## Work instructions
Below are entries. Pull out all lines containing "CORRELATION".

——————

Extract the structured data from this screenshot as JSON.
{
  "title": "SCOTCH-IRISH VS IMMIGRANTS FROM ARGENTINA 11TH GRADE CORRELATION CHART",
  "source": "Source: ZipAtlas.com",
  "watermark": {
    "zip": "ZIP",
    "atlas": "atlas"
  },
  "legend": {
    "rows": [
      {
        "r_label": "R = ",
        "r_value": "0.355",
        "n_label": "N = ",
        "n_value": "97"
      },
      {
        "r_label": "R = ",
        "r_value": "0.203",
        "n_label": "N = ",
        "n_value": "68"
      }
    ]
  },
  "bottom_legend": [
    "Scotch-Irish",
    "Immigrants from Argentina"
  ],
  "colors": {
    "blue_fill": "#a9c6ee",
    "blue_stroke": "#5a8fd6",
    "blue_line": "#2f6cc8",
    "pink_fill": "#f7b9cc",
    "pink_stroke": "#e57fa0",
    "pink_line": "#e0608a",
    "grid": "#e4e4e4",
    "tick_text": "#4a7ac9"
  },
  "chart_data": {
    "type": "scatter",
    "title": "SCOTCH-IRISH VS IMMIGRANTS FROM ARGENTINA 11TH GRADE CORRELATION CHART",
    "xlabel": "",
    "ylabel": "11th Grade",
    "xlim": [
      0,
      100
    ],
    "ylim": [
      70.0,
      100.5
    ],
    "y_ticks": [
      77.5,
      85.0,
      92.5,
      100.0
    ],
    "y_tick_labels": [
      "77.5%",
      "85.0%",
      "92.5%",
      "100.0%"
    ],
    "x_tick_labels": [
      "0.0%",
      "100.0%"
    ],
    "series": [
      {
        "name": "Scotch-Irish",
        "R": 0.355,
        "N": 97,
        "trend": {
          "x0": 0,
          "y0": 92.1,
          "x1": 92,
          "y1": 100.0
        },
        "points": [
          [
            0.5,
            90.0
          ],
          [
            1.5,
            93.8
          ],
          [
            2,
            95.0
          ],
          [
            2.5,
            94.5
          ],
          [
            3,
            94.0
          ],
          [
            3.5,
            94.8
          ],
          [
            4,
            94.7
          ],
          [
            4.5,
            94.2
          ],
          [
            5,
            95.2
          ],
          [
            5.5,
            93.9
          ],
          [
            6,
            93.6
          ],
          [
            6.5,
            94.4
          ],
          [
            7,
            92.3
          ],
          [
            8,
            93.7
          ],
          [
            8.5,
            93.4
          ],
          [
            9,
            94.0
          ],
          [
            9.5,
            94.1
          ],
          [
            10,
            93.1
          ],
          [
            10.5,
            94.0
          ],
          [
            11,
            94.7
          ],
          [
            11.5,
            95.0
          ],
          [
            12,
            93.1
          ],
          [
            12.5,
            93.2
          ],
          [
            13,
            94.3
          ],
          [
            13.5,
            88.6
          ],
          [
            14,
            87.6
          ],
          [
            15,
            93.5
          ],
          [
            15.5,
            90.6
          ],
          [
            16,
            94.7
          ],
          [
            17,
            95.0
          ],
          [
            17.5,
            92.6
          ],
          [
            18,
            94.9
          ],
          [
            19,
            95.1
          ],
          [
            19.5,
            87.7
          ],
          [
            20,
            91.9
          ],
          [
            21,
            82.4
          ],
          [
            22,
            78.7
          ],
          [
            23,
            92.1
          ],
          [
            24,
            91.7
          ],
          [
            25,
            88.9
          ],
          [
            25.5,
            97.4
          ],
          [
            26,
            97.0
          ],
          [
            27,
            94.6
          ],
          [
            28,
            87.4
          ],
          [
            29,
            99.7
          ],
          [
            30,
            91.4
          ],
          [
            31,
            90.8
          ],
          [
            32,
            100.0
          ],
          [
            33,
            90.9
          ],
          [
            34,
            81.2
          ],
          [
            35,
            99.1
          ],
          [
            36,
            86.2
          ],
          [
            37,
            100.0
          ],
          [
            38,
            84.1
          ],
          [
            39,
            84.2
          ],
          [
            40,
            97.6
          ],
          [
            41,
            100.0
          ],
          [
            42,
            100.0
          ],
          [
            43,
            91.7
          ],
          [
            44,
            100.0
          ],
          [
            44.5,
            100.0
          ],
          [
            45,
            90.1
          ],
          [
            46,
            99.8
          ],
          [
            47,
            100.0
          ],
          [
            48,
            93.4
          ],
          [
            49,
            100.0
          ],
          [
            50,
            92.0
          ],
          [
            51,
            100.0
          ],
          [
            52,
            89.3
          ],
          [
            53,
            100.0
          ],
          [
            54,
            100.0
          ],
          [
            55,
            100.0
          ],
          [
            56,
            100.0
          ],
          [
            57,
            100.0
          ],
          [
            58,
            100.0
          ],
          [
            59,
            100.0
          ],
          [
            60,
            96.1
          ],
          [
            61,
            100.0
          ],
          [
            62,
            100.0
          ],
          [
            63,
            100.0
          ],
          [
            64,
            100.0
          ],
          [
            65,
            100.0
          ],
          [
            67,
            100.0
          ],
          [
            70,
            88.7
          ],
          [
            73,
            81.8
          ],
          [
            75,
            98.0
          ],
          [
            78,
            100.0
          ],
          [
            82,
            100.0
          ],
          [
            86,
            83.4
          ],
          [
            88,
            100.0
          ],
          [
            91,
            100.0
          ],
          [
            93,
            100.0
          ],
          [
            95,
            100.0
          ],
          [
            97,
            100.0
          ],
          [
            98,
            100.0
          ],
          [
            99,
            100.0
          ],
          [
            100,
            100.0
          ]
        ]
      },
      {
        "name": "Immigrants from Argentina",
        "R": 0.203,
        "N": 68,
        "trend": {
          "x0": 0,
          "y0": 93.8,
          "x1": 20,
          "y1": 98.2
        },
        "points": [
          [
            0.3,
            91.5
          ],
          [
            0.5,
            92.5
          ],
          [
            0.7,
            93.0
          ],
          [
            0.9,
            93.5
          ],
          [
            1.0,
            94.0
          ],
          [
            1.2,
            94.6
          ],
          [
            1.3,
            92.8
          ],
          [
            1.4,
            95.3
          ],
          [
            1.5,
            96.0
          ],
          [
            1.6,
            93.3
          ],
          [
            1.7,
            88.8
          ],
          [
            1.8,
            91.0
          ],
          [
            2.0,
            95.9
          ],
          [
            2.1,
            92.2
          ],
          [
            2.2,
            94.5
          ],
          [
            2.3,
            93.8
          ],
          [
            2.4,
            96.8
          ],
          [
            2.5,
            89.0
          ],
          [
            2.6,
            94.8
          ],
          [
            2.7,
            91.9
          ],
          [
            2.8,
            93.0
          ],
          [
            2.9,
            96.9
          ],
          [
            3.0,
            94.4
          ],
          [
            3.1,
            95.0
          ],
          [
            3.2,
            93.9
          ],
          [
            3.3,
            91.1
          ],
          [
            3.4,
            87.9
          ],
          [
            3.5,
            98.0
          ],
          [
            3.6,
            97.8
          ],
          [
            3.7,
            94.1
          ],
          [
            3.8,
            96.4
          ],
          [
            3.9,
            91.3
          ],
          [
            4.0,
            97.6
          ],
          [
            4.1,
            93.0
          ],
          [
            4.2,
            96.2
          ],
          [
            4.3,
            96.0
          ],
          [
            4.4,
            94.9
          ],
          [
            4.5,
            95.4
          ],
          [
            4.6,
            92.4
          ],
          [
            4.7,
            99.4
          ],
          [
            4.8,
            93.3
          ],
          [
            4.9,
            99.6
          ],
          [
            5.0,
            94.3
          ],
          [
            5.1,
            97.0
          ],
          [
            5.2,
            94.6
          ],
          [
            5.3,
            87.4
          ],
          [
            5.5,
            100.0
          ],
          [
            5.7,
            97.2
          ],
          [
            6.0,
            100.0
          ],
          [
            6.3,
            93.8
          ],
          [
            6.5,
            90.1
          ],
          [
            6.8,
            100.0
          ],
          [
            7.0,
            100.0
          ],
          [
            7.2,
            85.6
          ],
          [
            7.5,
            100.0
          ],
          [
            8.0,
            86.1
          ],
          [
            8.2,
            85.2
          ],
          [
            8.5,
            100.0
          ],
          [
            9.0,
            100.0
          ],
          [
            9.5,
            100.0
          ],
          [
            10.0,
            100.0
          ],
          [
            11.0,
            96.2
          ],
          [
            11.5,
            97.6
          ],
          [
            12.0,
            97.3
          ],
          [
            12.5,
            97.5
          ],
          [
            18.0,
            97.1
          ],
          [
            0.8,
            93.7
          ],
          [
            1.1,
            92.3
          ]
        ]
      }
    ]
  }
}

——————

## Solution for this exercise
  "title": "SCOTCH-IRISH VS IMMIGRANTS FROM ARGENTINA 11TH GRADE CORRELATION CHART",
    "title": "SCOTCH-IRISH VS IMMIGRANTS FROM ARGENTINA 11TH GRADE CORRELATION CHART",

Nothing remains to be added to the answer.